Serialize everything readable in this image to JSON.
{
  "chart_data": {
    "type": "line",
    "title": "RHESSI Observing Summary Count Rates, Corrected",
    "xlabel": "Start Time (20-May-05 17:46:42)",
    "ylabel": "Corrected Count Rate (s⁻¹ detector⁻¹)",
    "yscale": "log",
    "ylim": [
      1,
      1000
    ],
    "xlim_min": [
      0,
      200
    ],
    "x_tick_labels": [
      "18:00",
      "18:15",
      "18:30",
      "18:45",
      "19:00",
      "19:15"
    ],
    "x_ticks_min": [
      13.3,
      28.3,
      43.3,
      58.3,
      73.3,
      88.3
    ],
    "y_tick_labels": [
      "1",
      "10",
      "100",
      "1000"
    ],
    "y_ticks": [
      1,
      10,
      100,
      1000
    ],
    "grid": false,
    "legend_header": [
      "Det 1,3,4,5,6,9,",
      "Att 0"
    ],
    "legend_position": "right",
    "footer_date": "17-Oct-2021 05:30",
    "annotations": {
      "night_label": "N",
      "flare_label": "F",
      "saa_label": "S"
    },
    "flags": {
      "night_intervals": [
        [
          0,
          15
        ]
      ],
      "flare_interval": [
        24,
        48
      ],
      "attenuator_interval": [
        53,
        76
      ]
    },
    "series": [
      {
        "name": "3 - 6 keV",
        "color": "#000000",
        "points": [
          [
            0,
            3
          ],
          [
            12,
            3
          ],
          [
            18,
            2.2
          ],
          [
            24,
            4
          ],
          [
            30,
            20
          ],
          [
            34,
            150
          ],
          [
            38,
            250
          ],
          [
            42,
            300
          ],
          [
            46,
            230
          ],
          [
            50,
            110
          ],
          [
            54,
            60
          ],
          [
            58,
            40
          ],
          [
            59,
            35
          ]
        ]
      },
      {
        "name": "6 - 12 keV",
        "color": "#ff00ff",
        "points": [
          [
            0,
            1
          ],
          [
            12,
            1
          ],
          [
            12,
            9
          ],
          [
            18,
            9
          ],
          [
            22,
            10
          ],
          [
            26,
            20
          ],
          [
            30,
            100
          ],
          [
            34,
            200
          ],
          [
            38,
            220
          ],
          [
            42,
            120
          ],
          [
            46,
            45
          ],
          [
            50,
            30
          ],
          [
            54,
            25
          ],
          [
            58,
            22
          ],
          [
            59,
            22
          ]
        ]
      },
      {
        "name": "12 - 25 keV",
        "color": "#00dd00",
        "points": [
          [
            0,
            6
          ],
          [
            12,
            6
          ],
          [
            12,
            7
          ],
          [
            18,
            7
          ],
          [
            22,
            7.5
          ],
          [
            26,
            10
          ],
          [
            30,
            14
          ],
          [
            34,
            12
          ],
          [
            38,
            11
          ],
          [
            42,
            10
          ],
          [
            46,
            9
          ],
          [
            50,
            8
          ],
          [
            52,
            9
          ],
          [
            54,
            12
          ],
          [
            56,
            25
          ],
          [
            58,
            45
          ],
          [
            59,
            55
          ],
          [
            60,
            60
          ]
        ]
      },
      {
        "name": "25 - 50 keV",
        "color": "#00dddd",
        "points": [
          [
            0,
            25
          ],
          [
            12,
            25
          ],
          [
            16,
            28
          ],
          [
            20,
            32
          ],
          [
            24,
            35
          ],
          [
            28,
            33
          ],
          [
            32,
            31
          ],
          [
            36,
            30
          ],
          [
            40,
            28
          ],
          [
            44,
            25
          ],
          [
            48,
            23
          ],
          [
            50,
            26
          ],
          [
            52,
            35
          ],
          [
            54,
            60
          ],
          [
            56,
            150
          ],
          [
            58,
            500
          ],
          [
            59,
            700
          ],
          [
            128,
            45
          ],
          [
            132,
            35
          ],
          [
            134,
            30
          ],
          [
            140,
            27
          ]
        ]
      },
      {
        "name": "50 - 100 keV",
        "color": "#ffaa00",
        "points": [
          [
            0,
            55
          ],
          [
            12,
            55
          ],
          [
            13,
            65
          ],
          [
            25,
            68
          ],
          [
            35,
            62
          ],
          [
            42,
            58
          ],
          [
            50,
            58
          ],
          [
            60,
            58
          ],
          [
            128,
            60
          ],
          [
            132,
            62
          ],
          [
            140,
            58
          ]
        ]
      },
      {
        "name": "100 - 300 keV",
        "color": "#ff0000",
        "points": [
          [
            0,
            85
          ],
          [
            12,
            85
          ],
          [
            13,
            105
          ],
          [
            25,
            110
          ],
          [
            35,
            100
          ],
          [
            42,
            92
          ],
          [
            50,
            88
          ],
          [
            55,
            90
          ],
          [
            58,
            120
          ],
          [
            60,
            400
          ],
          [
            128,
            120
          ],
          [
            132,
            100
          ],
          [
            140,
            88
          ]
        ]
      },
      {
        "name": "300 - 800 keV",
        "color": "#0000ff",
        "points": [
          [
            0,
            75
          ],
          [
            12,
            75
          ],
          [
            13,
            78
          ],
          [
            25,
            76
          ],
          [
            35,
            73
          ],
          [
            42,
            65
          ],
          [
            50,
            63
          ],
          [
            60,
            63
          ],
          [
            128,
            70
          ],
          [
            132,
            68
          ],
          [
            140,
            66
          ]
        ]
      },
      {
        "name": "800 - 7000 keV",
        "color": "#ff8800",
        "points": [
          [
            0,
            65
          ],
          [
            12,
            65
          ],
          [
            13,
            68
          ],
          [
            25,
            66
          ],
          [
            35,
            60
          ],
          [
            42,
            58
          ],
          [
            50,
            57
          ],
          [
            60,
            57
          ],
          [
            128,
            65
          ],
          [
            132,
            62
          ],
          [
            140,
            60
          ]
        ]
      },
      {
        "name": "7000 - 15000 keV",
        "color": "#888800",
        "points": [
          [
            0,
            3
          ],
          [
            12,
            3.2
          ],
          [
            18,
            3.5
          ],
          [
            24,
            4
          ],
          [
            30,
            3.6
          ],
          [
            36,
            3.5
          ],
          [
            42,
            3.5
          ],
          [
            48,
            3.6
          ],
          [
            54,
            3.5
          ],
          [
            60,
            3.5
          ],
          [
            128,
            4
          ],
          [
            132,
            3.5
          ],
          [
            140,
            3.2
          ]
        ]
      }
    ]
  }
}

## Exercise:
Pull out all lines from the entries above that include the word "name".

## The reply:
        "name": "3 - 6 keV",
        "name": "6 - 12 keV",
        "name": "12 - 25 keV",
        "name": "25 - 50 keV",
        "name": "50 - 100 keV",
        "name": "100 - 300 keV",
        "name": "300 - 800 keV",
        "name": "800 - 7000 keV",
        "name": "7000 - 15000 keV",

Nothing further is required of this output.